#### [WORK TO DO]
Write every line out verbatim and omit the pictures.

*** DATA EXTRACT

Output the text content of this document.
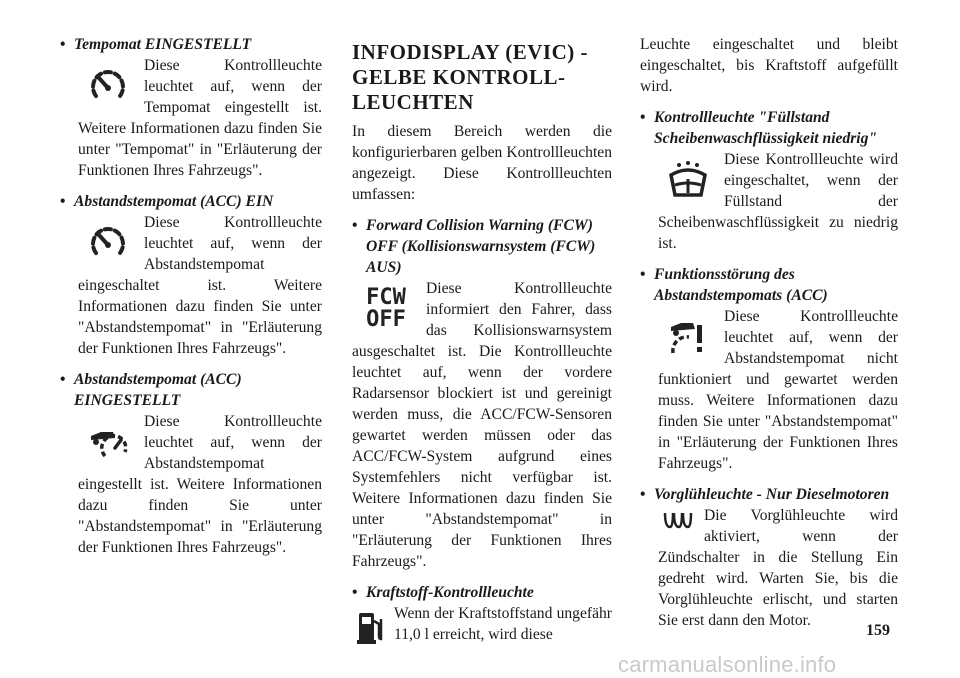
• Tempomat EINGESTELLT

Diese Kontrollleuchte leuchtet auf, wenn der Tempomat eingestellt ist. Weitere Informationen dazu finden Sie unter "Tempomat" in "Erläuterung der Funktionen Ihres Fahrzeugs".

• Abstandstempomat (ACC) EIN

Diese Kontrollleuchte leuchtet auf, wenn der Abstandstempomat eingeschaltet ist. Weitere Informationen dazu finden Sie unter "Abstandstempomat" in "Erläuterung der Funktionen Ihres Fahrzeugs".

• Abstandstempomat (ACC) EINGESTELLT

Diese Kontrollleuchte leuchtet auf, wenn der Abstandstempomat eingestellt ist. Weitere Informationen dazu finden Sie unter "Abstandstempomat" in "Erläuterung der Funktionen Ihres Fahrzeugs".

INFODISPLAY (EVIC) - GELBE KONTROLL-LEUCHTEN

In diesem Bereich werden die konfigurierbaren gelben Kontrollleuchten angezeigt. Diese Kontrollleuchten umfassen:

• Forward Collision Warning (FCW) OFF (Kollisionswarnsystem (FCW) AUS)
FCW
OFF

Diese Kontrollleuchte informiert den Fahrer, dass das Kollisionswarnsystem ausgeschaltet ist. Die Kontrollleuchte leuchtet auf, wenn der vordere Radarsensor blockiert ist und gereinigt werden muss, die ACC/FCW-Sensoren gewartet werden müssen oder das ACC/FCW-System aufgrund eines Systemfehlers nicht verfügbar ist. Weitere Informationen dazu finden Sie unter "Abstandstempomat" in "Erläuterung der Funktionen Ihres Fahrzeugs".

• Kraftstoff-Kontrollleuchte

Wenn der Kraftstoffstand ungefähr 11,0 l erreicht, wird diese

Leuchte eingeschaltet und bleibt eingeschaltet, bis Kraftstoff aufgefüllt wird.

• Kontrollleuchte "Füllstand Scheibenwaschflüssigkeit niedrig"

Diese Kontrollleuchte wird eingeschaltet, wenn der Füllstand der Scheibenwaschflüssigkeit zu niedrig ist.

• Funktionsstörung des Abstandstempomats (ACC)

Diese Kontrollleuchte leuchtet auf, wenn der Abstandstempomat nicht funktioniert und gewartet werden muss. Weitere Informationen dazu finden Sie unter "Abstandstempomat" in "Erläuterung der Funktionen Ihres Fahrzeugs".

• Vorglühleuchte - Nur Dieselmotoren

Die Vorglühleuchte wird aktiviert, wenn der Zündschalter in die Stellung Ein gedreht wird. Warten Sie, bis die Vorglühleuchte erlischt, und starten Sie erst dann den Motor.

159
carmanualsonline.info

******

#### [REPLY TO THE EXERCISE]
Output the text content of this document.
• Tempomat EINGESTELLT

Diese Kontrollleuchte leuchtet auf, wenn der Tempomat eingestellt ist. Weitere Informationen dazu finden Sie unter "Tempomat" in "Erläuterung der Funktionen Ihres Fahrzeugs".

• Abstandstempomat (ACC) EIN

Diese Kontrollleuchte leuchtet auf, wenn der Abstandstempomat eingeschaltet ist. Weitere Informationen dazu finden Sie unter "Abstandstempomat" in "Erläuterung der Funktionen Ihres Fahrzeugs".

• Abstandstempomat (ACC) EINGESTELLT

Diese Kontrollleuchte leuchtet auf, wenn der Abstandstempomat eingestellt ist. Weitere Informationen dazu finden Sie unter "Abstandstempomat" in "Erläuterung der Funktionen Ihres Fahrzeugs".

INFODISPLAY (EVIC) - GELBE KONTROLL-LEUCHTEN

In diesem Bereich werden die konfigurierbaren gelben Kontrollleuchten angezeigt. Diese Kontrollleuchten umfassen:

• Forward Collision Warning (FCW) OFF (Kollisionswarnsystem (FCW) AUS)
FCW
OFF

Diese Kontrollleuchte informiert den Fahrer, dass das Kollisionswarnsystem ausgeschaltet ist. Die Kontrollleuchte leuchtet auf, wenn der vordere Radarsensor blockiert ist und gereinigt werden muss, die ACC/FCW-Sensoren gewartet werden müssen oder das ACC/FCW-System aufgrund eines Systemfehlers nicht verfügbar ist. Weitere Informationen dazu finden Sie unter "Abstandstempomat" in "Erläuterung der Funktionen Ihres Fahrzeugs".

• Kraftstoff-Kontrollleuchte

Wenn der Kraftstoffstand ungefähr 11,0 l erreicht, wird diese

Leuchte eingeschaltet und bleibt eingeschaltet, bis Kraftstoff aufgefüllt wird.

• Kontrollleuchte "Füllstand Scheibenwaschflüssigkeit niedrig"

Diese Kontrollleuchte wird eingeschaltet, wenn der Füllstand der Scheibenwaschflüssigkeit zu niedrig ist.

• Funktionsstörung des Abstandstempomats (ACC)

Diese Kontrollleuchte leuchtet auf, wenn der Abstandstempomat nicht funktioniert und gewartet werden muss. Weitere Informationen dazu finden Sie unter "Abstandstempomat" in "Erläuterung der Funktionen Ihres Fahrzeugs".

• Vorglühleuchte - Nur Dieselmotoren

Die Vorglühleuchte wird aktiviert, wenn der Zündschalter in die Stellung Ein gedreht wird. Warten Sie, bis die Vorglühleuchte erlischt, und starten Sie erst dann den Motor.

159
carmanualsonline.info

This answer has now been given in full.